## TASK OBJECTIVE
Please reproduce the listing below in full, character for character, omitting the pictures.

─── DATA FOR THE TASK

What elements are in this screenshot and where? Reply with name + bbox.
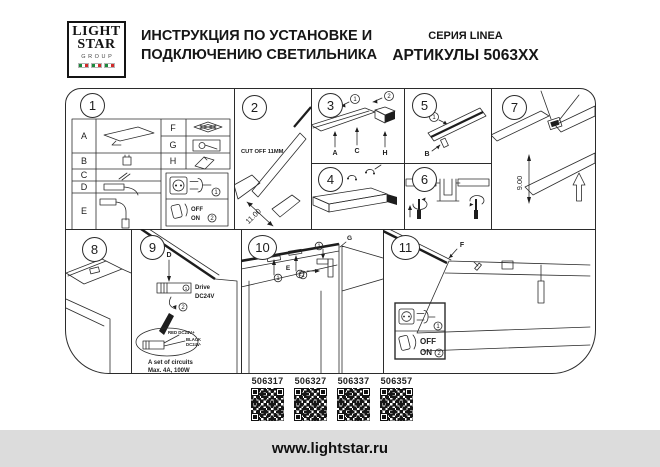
page-title <box>141 27 377 65</box>
step-circle-9 <box>140 235 165 260</box>
label-c: C <box>354 148 360 155</box>
screwdriver-icon <box>408 198 427 220</box>
step-number: 1 <box>88 98 97 113</box>
cut-off-note: CUT OFF 11MM <box>241 149 284 155</box>
step-circle-6 <box>412 167 437 192</box>
diagram-sheet <box>65 88 596 374</box>
step-circle-5 <box>412 93 437 118</box>
plug-step-number: 1 <box>214 190 218 197</box>
end-cap-part <box>375 107 395 123</box>
step-number: 6 <box>420 172 429 187</box>
logo-text <box>72 26 120 52</box>
qr-block <box>249 376 286 421</box>
qr-code <box>294 388 327 421</box>
step-circle-10 <box>248 235 277 260</box>
qr-code <box>380 388 413 421</box>
corner-bracket-icon <box>195 157 214 169</box>
series-block <box>383 30 548 65</box>
switch-step-number: 2 <box>210 216 214 223</box>
step-number: 7 <box>510 100 519 115</box>
step-circle-1 <box>80 93 105 118</box>
article-number: 506317 <box>251 376 284 386</box>
label-e: E <box>285 265 291 272</box>
circuits-note2: Max. 4A, 100W <box>148 368 190 373</box>
step-2: 2 <box>298 272 302 279</box>
part-letter-a: A <box>80 131 88 141</box>
part-letter-h: H <box>169 156 177 166</box>
step-number: 2 <box>250 100 259 115</box>
step-number: 10 <box>255 240 270 255</box>
label-d: D <box>166 252 172 259</box>
step-number: 8 <box>90 242 99 257</box>
step-2: 2 <box>387 94 391 101</box>
article-number: 506337 <box>337 376 370 386</box>
part-letter-c: C <box>80 170 88 180</box>
article-number: 506327 <box>294 376 327 386</box>
connector-icon <box>123 155 131 165</box>
label-a: A <box>332 150 338 157</box>
title-line1: ИНСТРУКЦИЯ ПО УСТАНОВКЕ И <box>141 28 373 44</box>
part-letter-d: D <box>80 182 88 192</box>
switch-step-number: 2 <box>437 351 441 358</box>
flag-icon <box>91 63 102 68</box>
driver-box-detail <box>143 335 185 349</box>
label-g: G <box>347 235 353 242</box>
footer-band <box>0 430 660 467</box>
screws-icon <box>119 173 130 180</box>
screwdriver-icon <box>470 196 484 219</box>
driver-step-number: 1 <box>184 285 188 291</box>
driver-box-icon <box>193 140 220 151</box>
plug-step-number: 1 <box>436 324 440 331</box>
logo-line1: LIGHT <box>72 24 121 39</box>
plug-icon <box>190 179 211 193</box>
step-1: 1 <box>432 115 436 122</box>
label-b: B <box>424 151 430 158</box>
switch-off-label: OFF <box>420 337 436 346</box>
step-1: 1 <box>353 97 357 104</box>
step-1: 1 <box>317 244 321 251</box>
logo-flags <box>78 63 115 68</box>
qr-block <box>335 376 372 421</box>
part-letter-e: E <box>80 206 88 216</box>
flag-icon <box>78 63 89 68</box>
wire-red-label: RED DC24V+ <box>168 330 195 335</box>
wire-clip-icon <box>365 165 381 175</box>
step-circle-8 <box>82 237 107 262</box>
qr-code-row <box>249 376 415 421</box>
qr-block <box>292 376 329 421</box>
recessed-frame-icon <box>194 122 222 132</box>
step-circle-11 <box>391 235 420 260</box>
articles-label: АРТИКУЛЫ 5063XX <box>392 47 539 64</box>
wire-black-label1: BLACK <box>186 337 202 342</box>
wall-switch-icon <box>398 335 415 351</box>
qr-code <box>251 388 284 421</box>
voltage-label: DC24V <box>195 294 215 300</box>
connector-part-b <box>440 138 448 147</box>
switch-on-label: ON <box>191 216 200 222</box>
step-circle-2 <box>242 95 267 120</box>
qr-code <box>337 388 370 421</box>
lightstar-logo <box>67 21 126 78</box>
logo-line3: GROUP <box>81 53 115 60</box>
switch-off-label: OFF <box>191 207 203 213</box>
step-number: 9 <box>148 240 157 255</box>
wire-clip-icon <box>347 175 357 180</box>
track-light-icon <box>104 127 154 145</box>
corner-track-cable-icon <box>100 199 129 228</box>
power-socket-icon <box>170 177 187 194</box>
drive-label: Drive <box>195 285 211 291</box>
power-socket-icon <box>399 309 414 324</box>
label-f: F <box>459 242 465 249</box>
cut-dimension: 11.00 <box>243 206 263 226</box>
step-number: 3 <box>326 98 335 113</box>
step-1: 1 <box>276 276 280 283</box>
part-letter-g: G <box>169 140 177 150</box>
depth-dimension: 9.00 <box>515 175 524 191</box>
label-h: H <box>382 150 388 157</box>
part-letter-f: F <box>170 123 176 133</box>
step-number: 4 <box>326 172 335 187</box>
wall-switch-icon <box>171 204 188 219</box>
flag-icon <box>104 63 115 68</box>
circuits-note1: A set of circuits <box>148 360 193 366</box>
step-circle-3 <box>318 93 343 118</box>
logo-line2: STAR <box>77 36 116 52</box>
wire-black-label2: DC24V- <box>186 342 202 347</box>
track-profile-icon <box>436 179 460 201</box>
title-line2: ПОДКЛЮЧЕНИЮ СВЕТИЛЬНИКА <box>141 47 378 64</box>
step-circle-4 <box>318 167 343 192</box>
website-url: www.lightstar.ru <box>271 440 389 457</box>
qr-block <box>378 376 415 421</box>
up-arrow-icon <box>573 173 585 201</box>
part-letter-b: B <box>80 156 88 166</box>
series-label: СЕРИЯ LINEA <box>428 30 503 42</box>
article-number: 506357 <box>380 376 413 386</box>
step-circle-7 <box>502 95 527 120</box>
track-junction-icon <box>548 117 562 129</box>
step-number: 11 <box>398 240 413 255</box>
step-2: 2 <box>301 273 305 280</box>
switch-on-label: ON <box>420 348 432 357</box>
screw-icon <box>474 262 481 270</box>
step-number: 5 <box>420 98 429 113</box>
track-clip <box>90 267 100 274</box>
pendant-light-icon <box>538 265 544 303</box>
step-2: 2 <box>181 305 185 312</box>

──────

## SOLVED EXERCISE
What elements are in this screenshot and where? Reply with name + bbox.
page-title <box>141 27 377 65</box>
step-circle-9 <box>140 235 165 260</box>
label-c: C <box>354 148 360 155</box>
screwdriver-icon <box>408 198 427 220</box>
step-number: 1 <box>88 98 97 113</box>
cut-off-note: CUT OFF 11MM <box>241 149 284 155</box>
step-circle-6 <box>412 167 437 192</box>
diagram-sheet <box>65 88 596 374</box>
step-circle-5 <box>412 93 437 118</box>
plug-step-number: 1 <box>214 190 218 197</box>
end-cap-part <box>375 107 395 123</box>
step-number: 6 <box>420 172 429 187</box>
logo-text <box>72 26 120 52</box>
qr-block <box>249 376 286 421</box>
qr-code <box>294 388 327 421</box>
step-circle-10 <box>248 235 277 260</box>
qr-code <box>380 388 413 421</box>
corner-bracket-icon <box>195 157 214 169</box>
series-block <box>383 30 548 65</box>
switch-step-number: 2 <box>210 216 214 223</box>
step-number: 7 <box>510 100 519 115</box>
step-circle-1 <box>80 93 105 118</box>
article-number: 506317 <box>251 376 284 386</box>
label-e: E <box>285 265 291 272</box>
circuits-note2: Max. 4A, 100W <box>148 368 190 373</box>
step-2: 2 <box>298 272 302 279</box>
part-letter-a: A <box>80 131 88 141</box>
part-letter-h: H <box>169 156 177 166</box>
step-number: 2 <box>250 100 259 115</box>
step-number: 10 <box>255 240 270 255</box>
label-d: D <box>166 252 172 259</box>
step-number: 8 <box>90 242 99 257</box>
step-2: 2 <box>387 94 391 101</box>
article-number: 506337 <box>337 376 370 386</box>
part-letter-c: C <box>80 170 88 180</box>
article-number: 506327 <box>294 376 327 386</box>
connector-icon <box>123 155 131 165</box>
label-a: A <box>332 150 338 157</box>
title-line1: ИНСТРУКЦИЯ ПО УСТАНОВКЕ И <box>141 28 373 44</box>
part-letter-d: D <box>80 182 88 192</box>
switch-step-number: 2 <box>437 351 441 358</box>
flag-icon <box>91 63 102 68</box>
driver-box-detail <box>143 335 185 349</box>
label-g: G <box>347 235 353 242</box>
footer-band <box>0 430 660 467</box>
screws-icon <box>119 173 130 180</box>
screwdriver-icon <box>470 196 484 219</box>
driver-step-number: 1 <box>184 285 188 291</box>
driver-box-icon <box>193 140 220 151</box>
plug-step-number: 1 <box>436 324 440 331</box>
logo-line1: LIGHT <box>72 24 121 39</box>
plug-icon <box>190 179 211 193</box>
step-1: 1 <box>432 115 436 122</box>
label-b: B <box>424 151 430 158</box>
switch-off-label: OFF <box>420 337 436 346</box>
step-1: 1 <box>353 97 357 104</box>
step-1: 1 <box>317 244 321 251</box>
logo-flags <box>78 63 115 68</box>
qr-block <box>335 376 372 421</box>
part-letter-e: E <box>80 206 88 216</box>
flag-icon <box>78 63 89 68</box>
wire-red-label: RED DC24V+ <box>168 330 195 335</box>
wire-clip-icon <box>365 165 381 175</box>
step-circle-8 <box>82 237 107 262</box>
qr-code-row <box>249 376 415 421</box>
qr-block <box>292 376 329 421</box>
recessed-frame-icon <box>194 122 222 132</box>
step-circle-11 <box>391 235 420 260</box>
articles-label: АРТИКУЛЫ 5063XX <box>392 47 539 64</box>
wire-black-label1: BLACK <box>186 337 202 342</box>
wall-switch-icon <box>398 335 415 351</box>
qr-code <box>251 388 284 421</box>
voltage-label: DC24V <box>195 294 215 300</box>
connector-part-b <box>440 138 448 147</box>
switch-on-label: ON <box>191 216 200 222</box>
step-circle-2 <box>242 95 267 120</box>
qr-code <box>337 388 370 421</box>
lightstar-logo <box>67 21 126 78</box>
logo-line3: GROUP <box>81 53 115 60</box>
switch-off-label: OFF <box>191 207 203 213</box>
step-number: 9 <box>148 240 157 255</box>
wire-clip-icon <box>347 175 357 180</box>
track-light-icon <box>104 127 154 145</box>
corner-track-cable-icon <box>100 199 129 228</box>
power-socket-icon <box>170 177 187 194</box>
drive-label: Drive <box>195 285 211 291</box>
power-socket-icon <box>399 309 414 324</box>
label-f: F <box>459 242 465 249</box>
cut-dimension: 11.00 <box>243 206 263 226</box>
step-number: 3 <box>326 98 335 113</box>
step-1: 1 <box>276 276 280 283</box>
part-letter-g: G <box>169 140 177 150</box>
depth-dimension: 9.00 <box>515 175 524 191</box>
label-h: H <box>382 150 388 157</box>
part-letter-f: F <box>170 123 176 133</box>
step-number: 4 <box>326 172 335 187</box>
wall-switch-icon <box>171 204 188 219</box>
flag-icon <box>104 63 115 68</box>
circuits-note1: A set of circuits <box>148 360 193 366</box>
step-circle-3 <box>318 93 343 118</box>
logo-line2: STAR <box>77 36 116 52</box>
wire-black-label2: DC24V- <box>186 342 202 347</box>
track-profile-icon <box>436 179 460 201</box>
title-line2: ПОДКЛЮЧЕНИЮ СВЕТИЛЬНИКА <box>141 47 378 64</box>
step-circle-4 <box>318 167 343 192</box>
website-url: www.lightstar.ru <box>271 440 389 457</box>
qr-block <box>378 376 415 421</box>
up-arrow-icon <box>573 173 585 201</box>
part-letter-b: B <box>80 156 88 166</box>
series-label: СЕРИЯ LINEA <box>428 30 503 42</box>
article-number: 506357 <box>380 376 413 386</box>
step-circle-7 <box>502 95 527 120</box>
track-junction-icon <box>548 117 562 129</box>
step-number: 11 <box>398 240 413 255</box>
step-2: 2 <box>301 273 305 280</box>
switch-on-label: ON <box>420 348 432 357</box>
screw-icon <box>474 262 481 270</box>
step-number: 5 <box>420 98 429 113</box>
track-clip <box>90 267 100 274</box>
pendant-light-icon <box>538 265 544 303</box>
step-2: 2 <box>181 305 185 312</box>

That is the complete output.